[Source records]

+ + + +

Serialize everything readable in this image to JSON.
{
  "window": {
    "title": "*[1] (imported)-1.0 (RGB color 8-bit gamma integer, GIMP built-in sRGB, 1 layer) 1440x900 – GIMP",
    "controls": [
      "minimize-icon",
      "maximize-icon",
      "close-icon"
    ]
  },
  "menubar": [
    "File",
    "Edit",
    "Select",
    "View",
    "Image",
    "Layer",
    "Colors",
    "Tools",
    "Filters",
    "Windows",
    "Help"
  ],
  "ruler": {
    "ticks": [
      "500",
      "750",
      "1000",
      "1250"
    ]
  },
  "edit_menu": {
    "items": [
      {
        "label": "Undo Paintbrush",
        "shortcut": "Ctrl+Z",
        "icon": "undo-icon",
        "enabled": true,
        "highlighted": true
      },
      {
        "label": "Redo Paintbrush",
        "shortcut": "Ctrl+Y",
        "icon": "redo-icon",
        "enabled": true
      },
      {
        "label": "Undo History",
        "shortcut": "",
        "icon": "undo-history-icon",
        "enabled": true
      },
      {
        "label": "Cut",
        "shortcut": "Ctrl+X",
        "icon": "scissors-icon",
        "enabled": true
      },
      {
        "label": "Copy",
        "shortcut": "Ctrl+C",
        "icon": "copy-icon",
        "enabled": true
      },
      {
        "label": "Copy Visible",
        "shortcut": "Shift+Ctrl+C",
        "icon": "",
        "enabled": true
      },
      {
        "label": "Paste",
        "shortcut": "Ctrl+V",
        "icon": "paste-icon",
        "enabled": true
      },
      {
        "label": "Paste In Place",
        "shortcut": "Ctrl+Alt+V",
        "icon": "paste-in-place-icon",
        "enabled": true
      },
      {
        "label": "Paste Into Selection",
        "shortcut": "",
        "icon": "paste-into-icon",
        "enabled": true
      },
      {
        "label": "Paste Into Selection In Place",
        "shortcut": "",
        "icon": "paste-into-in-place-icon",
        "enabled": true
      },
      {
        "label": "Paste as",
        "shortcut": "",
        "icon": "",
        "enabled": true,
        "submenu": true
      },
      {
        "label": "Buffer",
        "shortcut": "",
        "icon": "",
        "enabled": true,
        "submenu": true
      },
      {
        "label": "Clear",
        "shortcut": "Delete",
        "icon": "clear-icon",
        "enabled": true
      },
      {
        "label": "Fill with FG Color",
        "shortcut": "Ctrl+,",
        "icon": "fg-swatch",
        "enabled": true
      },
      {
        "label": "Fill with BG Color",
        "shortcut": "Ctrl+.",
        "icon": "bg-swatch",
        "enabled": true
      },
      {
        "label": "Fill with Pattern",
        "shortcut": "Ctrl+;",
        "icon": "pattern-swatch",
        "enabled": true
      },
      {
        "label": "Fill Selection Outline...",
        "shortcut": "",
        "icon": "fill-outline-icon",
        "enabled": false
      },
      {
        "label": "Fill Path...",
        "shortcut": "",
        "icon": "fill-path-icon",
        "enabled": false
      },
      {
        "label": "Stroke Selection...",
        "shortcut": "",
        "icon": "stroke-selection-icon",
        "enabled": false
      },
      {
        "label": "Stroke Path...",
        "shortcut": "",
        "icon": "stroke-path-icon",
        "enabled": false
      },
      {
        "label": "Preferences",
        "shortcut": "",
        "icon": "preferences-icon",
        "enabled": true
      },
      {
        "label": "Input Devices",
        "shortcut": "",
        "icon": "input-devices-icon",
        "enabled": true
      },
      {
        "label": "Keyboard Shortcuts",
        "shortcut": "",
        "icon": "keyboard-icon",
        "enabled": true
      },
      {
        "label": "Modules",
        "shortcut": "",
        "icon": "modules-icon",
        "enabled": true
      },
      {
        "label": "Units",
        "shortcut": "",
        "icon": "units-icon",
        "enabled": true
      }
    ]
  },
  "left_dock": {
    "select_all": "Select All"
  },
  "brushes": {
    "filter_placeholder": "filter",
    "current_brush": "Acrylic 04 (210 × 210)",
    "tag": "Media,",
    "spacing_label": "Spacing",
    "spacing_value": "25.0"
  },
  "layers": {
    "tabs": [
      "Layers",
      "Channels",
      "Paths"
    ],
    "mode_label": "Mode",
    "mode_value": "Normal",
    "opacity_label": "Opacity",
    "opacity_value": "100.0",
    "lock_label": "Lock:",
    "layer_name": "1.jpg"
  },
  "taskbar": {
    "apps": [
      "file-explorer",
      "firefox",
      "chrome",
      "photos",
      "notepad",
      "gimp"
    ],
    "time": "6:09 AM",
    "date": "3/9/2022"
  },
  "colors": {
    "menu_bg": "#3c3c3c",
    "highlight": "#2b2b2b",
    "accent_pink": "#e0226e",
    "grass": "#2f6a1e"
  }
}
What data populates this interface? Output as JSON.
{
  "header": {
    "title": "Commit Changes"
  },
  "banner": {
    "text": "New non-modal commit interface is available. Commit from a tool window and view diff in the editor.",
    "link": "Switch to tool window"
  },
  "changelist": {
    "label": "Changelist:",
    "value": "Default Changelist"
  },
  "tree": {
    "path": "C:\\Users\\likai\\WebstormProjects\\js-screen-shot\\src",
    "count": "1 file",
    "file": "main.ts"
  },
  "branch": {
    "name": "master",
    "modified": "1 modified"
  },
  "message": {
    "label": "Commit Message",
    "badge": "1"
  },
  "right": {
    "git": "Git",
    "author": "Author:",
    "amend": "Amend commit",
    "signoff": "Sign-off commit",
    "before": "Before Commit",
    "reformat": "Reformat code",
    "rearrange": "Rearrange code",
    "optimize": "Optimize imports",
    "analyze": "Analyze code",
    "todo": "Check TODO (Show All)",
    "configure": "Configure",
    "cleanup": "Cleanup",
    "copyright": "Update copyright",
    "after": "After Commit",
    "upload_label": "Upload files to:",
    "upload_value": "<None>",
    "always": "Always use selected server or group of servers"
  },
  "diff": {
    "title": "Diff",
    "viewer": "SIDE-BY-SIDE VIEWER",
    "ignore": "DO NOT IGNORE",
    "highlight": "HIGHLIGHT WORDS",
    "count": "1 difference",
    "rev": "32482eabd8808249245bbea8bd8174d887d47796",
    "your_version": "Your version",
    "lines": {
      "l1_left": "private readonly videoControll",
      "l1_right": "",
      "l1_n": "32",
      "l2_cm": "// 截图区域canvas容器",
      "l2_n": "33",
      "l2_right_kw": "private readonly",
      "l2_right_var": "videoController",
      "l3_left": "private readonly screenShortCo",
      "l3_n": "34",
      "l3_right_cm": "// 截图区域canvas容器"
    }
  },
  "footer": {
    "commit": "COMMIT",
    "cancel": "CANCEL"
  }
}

+ + + +

[Problem to solve] Output the listing above exactly as it appears.

[The solution]
Serialize everything readable in this image to JSON.
{
  "window": {
    "title": "*[1] (imported)-1.0 (RGB color 8-bit gamma integer, GIMP built-in sRGB, 1 layer) 1440x900 – GIMP",
    "controls": [
      "minimize-icon",
      "maximize-icon",
      "close-icon"
    ]
  },
  "menubar": [
    "File",
    "Edit",
    "Select",
    "View",
    "Image",
    "Layer",
    "Colors",
    "Tools",
    "Filters",
    "Windows",
    "Help"
  ],
  "ruler": {
    "ticks": [
      "500",
      "750",
      "1000",
      "1250"
    ]
  },
  "edit_menu": {
    "items": [
      {
        "label": "Undo Paintbrush",
        "shortcut": "Ctrl+Z",
        "icon": "undo-icon",
        "enabled": true,
        "highlighted": true
      },
      {
        "label": "Redo Paintbrush",
        "shortcut": "Ctrl+Y",
        "icon": "redo-icon",
        "enabled": true
      },
      {
        "label": "Undo History",
        "shortcut": "",
        "icon": "undo-history-icon",
        "enabled": true
      },
      {
        "label": "Cut",
        "shortcut": "Ctrl+X",
        "icon": "scissors-icon",
        "enabled": true
      },
      {
        "label": "Copy",
        "shortcut": "Ctrl+C",
        "icon": "copy-icon",
        "enabled": true
      },
      {
        "label": "Copy Visible",
        "shortcut": "Shift+Ctrl+C",
        "icon": "",
        "enabled": true
      },
      {
        "label": "Paste",
        "shortcut": "Ctrl+V",
        "icon": "paste-icon",
        "enabled": true
      },
      {
        "label": "Paste In Place",
        "shortcut": "Ctrl+Alt+V",
        "icon": "paste-in-place-icon",
        "enabled": true
      },
      {
        "label": "Paste Into Selection",
        "shortcut": "",
        "icon": "paste-into-icon",
        "enabled": true
      },
      {
        "label": "Paste Into Selection In Place",
        "shortcut": "",
        "icon": "paste-into-in-place-icon",
        "enabled": true
      },
      {
        "label": "Paste as",
        "shortcut": "",
        "icon": "",
        "enabled": true,
        "submenu": true
      },
      {
        "label": "Buffer",
        "shortcut": "",
        "icon": "",
        "enabled": true,
        "submenu": true
      },
      {
        "label": "Clear",
        "shortcut": "Delete",
        "icon": "clear-icon",
        "enabled": true
      },
      {
        "label": "Fill with FG Color",
        "shortcut": "Ctrl+,",
        "icon": "fg-swatch",
        "enabled": true
      },
      {
        "label": "Fill with BG Color",
        "shortcut": "Ctrl+.",
        "icon": "bg-swatch",
        "enabled": true
      },
      {
        "label": "Fill with Pattern",
        "shortcut": "Ctrl+;",
        "icon": "pattern-swatch",
        "enabled": true
      },
      {
        "label": "Fill Selection Outline...",
        "shortcut": "",
        "icon": "fill-outline-icon",
        "enabled": false
      },
      {
        "label": "Fill Path...",
        "shortcut": "",
        "icon": "fill-path-icon",
        "enabled": false
      },
      {
        "label": "Stroke Selection...",
        "shortcut": "",
        "icon": "stroke-selection-icon",
        "enabled": false
      },
      {
        "label": "Stroke Path...",
        "shortcut": "",
        "icon": "stroke-path-icon",
        "enabled": false
      },
      {
        "label": "Preferences",
        "shortcut": "",
        "icon": "preferences-icon",
        "enabled": true
      },
      {
        "label": "Input Devices",
        "shortcut": "",
        "icon": "input-devices-icon",
        "enabled": true
      },
      {
        "label": "Keyboard Shortcuts",
        "shortcut": "",
        "icon": "keyboard-icon",
        "enabled": true
      },
      {
        "label": "Modules",
        "shortcut": "",
        "icon": "modules-icon",
        "enabled": true
      },
      {
        "label": "Units",
        "shortcut": "",
        "icon": "units-icon",
        "enabled": true
      }
    ]
  },
  "left_dock": {
    "select_all": "Select All"
  },
  "brushes": {
    "filter_placeholder": "filter",
    "current_brush": "Acrylic 04 (210 × 210)",
    "tag": "Media,",
    "spacing_label": "Spacing",
    "spacing_value": "25.0"
  },
  "layers": {
    "tabs": [
      "Layers",
      "Channels",
      "Paths"
    ],
    "mode_label": "Mode",
    "mode_value": "Normal",
    "opacity_label": "Opacity",
    "opacity_value": "100.0",
    "lock_label": "Lock:",
    "layer_name": "1.jpg"
  },
  "taskbar": {
    "apps": [
      "file-explorer",
      "firefox",
      "chrome",
      "photos",
      "notepad",
      "gimp"
    ],
    "time": "6:09 AM",
    "date": "3/9/2022"
  },
  "colors": {
    "menu_bg": "#3c3c3c",
    "highlight": "#2b2b2b",
    "accent_pink": "#e0226e",
    "grass": "#2f6a1e"
  }
}
What data populates this interface? Output as JSON.
{
  "header": {
    "title": "Commit Changes"
  },
  "banner": {
    "text": "New non-modal commit interface is available. Commit from a tool window and view diff in the editor.",
    "link": "Switch to tool window"
  },
  "changelist": {
    "label": "Changelist:",
    "value": "Default Changelist"
  },
  "tree": {
    "path": "C:\\Users\\likai\\WebstormProjects\\js-screen-shot\\src",
    "count": "1 file",
    "file": "main.ts"
  },
  "branch": {
    "name": "master",
    "modified": "1 modified"
  },
  "message": {
    "label": "Commit Message",
    "badge": "1"
  },
  "right": {
    "git": "Git",
    "author": "Author:",
    "amend": "Amend commit",
    "signoff": "Sign-off commit",
    "before": "Before Commit",
    "reformat": "Reformat code",
    "rearrange": "Rearrange code",
    "optimize": "Optimize imports",
    "analyze": "Analyze code",
    "todo": "Check TODO (Show All)",
    "configure": "Configure",
    "cleanup": "Cleanup",
    "copyright": "Update copyright",
    "after": "After Commit",
    "upload_label": "Upload files to:",
    "upload_value": "<None>",
    "always": "Always use selected server or group of servers"
  },
  "diff": {
    "title": "Diff",
    "viewer": "SIDE-BY-SIDE VIEWER",
    "ignore": "DO NOT IGNORE",
    "highlight": "HIGHLIGHT WORDS",
    "count": "1 difference",
    "rev": "32482eabd8808249245bbea8bd8174d887d47796",
    "your_version": "Your version",
    "lines": {
      "l1_left": "private readonly videoControll",
      "l1_right": "",
      "l1_n": "32",
      "l2_cm": "// 截图区域canvas容器",
      "l2_n": "33",
      "l2_right_kw": "private readonly",
      "l2_right_var": "videoController",
      "l3_left": "private readonly screenShortCo",
      "l3_n": "34",
      "l3_right_cm": "// 截图区域canvas容器"
    }
  },
  "footer": {
    "commit": "COMMIT",
    "cancel": "CANCEL"
  }
}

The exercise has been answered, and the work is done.